> **What the exercise asks**
Review the lines that follow and copy each one that contains the word "structured".
───── Material ─────
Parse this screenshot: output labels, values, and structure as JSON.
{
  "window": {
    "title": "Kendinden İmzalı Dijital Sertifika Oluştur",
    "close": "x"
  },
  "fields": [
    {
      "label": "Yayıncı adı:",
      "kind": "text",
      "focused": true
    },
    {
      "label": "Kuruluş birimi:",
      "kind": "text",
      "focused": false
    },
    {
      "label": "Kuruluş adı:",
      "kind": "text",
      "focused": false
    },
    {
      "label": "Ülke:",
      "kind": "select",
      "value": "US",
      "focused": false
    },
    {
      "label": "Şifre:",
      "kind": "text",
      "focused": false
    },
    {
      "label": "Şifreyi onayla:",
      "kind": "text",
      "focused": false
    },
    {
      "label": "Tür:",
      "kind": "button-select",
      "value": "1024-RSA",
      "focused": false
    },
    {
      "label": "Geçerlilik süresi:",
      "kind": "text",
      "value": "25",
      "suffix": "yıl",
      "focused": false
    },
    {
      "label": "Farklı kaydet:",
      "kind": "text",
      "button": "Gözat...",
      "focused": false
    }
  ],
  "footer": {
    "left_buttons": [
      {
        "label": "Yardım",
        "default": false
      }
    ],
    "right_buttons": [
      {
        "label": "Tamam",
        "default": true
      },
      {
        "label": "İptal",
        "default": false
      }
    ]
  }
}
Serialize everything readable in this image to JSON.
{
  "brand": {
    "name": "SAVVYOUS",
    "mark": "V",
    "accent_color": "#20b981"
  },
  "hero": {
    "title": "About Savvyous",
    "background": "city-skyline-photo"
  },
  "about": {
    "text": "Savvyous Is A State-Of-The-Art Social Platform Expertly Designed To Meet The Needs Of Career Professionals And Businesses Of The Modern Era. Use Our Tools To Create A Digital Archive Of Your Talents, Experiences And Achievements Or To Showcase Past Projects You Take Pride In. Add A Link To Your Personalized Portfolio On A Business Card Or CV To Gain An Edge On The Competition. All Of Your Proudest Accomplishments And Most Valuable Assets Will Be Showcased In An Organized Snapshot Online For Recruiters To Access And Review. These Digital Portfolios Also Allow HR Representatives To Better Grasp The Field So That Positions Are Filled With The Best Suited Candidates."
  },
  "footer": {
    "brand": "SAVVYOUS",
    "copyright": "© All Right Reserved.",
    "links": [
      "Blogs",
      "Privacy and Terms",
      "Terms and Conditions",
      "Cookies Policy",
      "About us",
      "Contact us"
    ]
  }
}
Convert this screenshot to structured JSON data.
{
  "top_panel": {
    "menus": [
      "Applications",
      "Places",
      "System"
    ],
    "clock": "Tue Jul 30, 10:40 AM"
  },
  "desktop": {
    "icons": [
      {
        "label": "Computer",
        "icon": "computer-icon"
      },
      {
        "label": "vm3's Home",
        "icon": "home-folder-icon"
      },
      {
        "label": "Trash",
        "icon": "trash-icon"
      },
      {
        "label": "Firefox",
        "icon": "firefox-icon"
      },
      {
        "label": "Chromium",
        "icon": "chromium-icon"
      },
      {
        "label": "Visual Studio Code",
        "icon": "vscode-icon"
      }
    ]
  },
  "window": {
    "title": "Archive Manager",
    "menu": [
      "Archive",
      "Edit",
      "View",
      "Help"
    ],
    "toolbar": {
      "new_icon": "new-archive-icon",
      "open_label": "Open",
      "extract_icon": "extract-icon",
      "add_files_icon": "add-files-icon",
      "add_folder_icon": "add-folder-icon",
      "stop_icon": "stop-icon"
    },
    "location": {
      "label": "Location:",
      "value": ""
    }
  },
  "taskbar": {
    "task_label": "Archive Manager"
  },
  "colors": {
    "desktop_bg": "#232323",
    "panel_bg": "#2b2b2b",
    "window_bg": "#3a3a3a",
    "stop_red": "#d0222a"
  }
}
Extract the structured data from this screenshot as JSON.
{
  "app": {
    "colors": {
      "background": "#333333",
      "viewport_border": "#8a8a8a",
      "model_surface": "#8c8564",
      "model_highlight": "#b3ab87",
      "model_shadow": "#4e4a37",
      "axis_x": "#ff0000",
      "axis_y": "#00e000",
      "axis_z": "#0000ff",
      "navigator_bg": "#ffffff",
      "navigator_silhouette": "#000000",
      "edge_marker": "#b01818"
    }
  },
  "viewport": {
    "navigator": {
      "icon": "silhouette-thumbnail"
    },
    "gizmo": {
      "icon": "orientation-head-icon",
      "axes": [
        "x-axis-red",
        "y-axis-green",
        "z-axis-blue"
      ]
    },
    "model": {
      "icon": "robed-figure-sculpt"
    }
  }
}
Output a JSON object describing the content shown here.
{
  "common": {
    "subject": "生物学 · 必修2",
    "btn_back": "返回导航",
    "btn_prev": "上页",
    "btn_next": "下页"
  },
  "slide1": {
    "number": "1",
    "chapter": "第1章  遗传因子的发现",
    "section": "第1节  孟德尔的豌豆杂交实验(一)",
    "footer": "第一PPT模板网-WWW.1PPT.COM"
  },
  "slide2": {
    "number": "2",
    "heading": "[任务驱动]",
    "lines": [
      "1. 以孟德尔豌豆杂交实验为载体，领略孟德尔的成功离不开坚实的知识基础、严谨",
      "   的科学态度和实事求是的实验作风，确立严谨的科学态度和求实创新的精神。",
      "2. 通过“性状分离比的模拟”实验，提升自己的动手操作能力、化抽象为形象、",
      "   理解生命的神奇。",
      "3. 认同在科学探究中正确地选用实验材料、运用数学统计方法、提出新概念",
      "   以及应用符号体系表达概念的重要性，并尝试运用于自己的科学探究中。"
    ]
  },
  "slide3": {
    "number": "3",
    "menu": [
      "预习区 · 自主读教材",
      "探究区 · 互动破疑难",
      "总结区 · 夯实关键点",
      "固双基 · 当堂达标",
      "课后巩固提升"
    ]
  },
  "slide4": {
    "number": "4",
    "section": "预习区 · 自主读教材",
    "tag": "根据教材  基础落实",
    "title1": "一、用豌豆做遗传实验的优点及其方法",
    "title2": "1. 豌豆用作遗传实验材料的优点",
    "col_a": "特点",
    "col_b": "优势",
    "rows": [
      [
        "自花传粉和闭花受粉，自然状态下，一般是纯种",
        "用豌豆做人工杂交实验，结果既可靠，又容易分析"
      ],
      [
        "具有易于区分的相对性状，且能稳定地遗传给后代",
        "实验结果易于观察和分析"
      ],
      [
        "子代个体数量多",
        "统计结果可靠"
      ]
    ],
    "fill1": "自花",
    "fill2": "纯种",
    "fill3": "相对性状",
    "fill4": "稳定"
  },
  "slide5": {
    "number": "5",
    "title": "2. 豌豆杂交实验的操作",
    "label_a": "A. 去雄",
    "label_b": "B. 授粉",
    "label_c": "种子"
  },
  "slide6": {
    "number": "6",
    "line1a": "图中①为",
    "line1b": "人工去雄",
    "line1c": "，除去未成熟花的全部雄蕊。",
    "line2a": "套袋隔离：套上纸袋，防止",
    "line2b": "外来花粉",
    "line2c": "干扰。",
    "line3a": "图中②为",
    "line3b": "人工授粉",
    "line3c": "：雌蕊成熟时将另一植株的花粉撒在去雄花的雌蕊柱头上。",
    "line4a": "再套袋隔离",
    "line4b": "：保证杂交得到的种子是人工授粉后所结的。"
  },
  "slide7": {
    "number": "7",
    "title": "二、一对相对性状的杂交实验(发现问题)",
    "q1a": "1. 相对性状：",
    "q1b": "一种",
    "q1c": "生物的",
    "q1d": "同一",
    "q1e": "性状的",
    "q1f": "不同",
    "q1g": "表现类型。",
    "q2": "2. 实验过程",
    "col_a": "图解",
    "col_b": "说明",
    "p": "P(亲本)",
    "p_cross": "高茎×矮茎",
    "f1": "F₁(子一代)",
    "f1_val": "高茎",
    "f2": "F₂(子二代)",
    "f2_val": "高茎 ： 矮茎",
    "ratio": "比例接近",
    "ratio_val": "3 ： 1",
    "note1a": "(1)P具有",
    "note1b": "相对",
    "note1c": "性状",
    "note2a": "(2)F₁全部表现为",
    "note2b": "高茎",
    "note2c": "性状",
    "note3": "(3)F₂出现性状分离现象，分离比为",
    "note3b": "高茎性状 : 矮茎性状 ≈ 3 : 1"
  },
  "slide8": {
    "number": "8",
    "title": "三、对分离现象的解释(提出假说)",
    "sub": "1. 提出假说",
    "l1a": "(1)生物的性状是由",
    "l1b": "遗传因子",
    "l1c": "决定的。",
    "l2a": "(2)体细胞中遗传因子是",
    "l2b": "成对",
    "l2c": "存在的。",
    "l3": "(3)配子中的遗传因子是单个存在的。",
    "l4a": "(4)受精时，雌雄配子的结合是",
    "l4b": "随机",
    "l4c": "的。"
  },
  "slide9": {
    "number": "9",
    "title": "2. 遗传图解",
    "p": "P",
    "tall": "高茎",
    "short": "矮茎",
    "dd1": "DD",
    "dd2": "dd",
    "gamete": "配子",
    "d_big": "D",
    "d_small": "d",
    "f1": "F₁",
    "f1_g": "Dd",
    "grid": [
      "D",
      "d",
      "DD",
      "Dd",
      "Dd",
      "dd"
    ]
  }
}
─────
> **Solution for this problem**
Convert this screenshot to structured JSON data.
Extract the structured data from this screenshot as JSON.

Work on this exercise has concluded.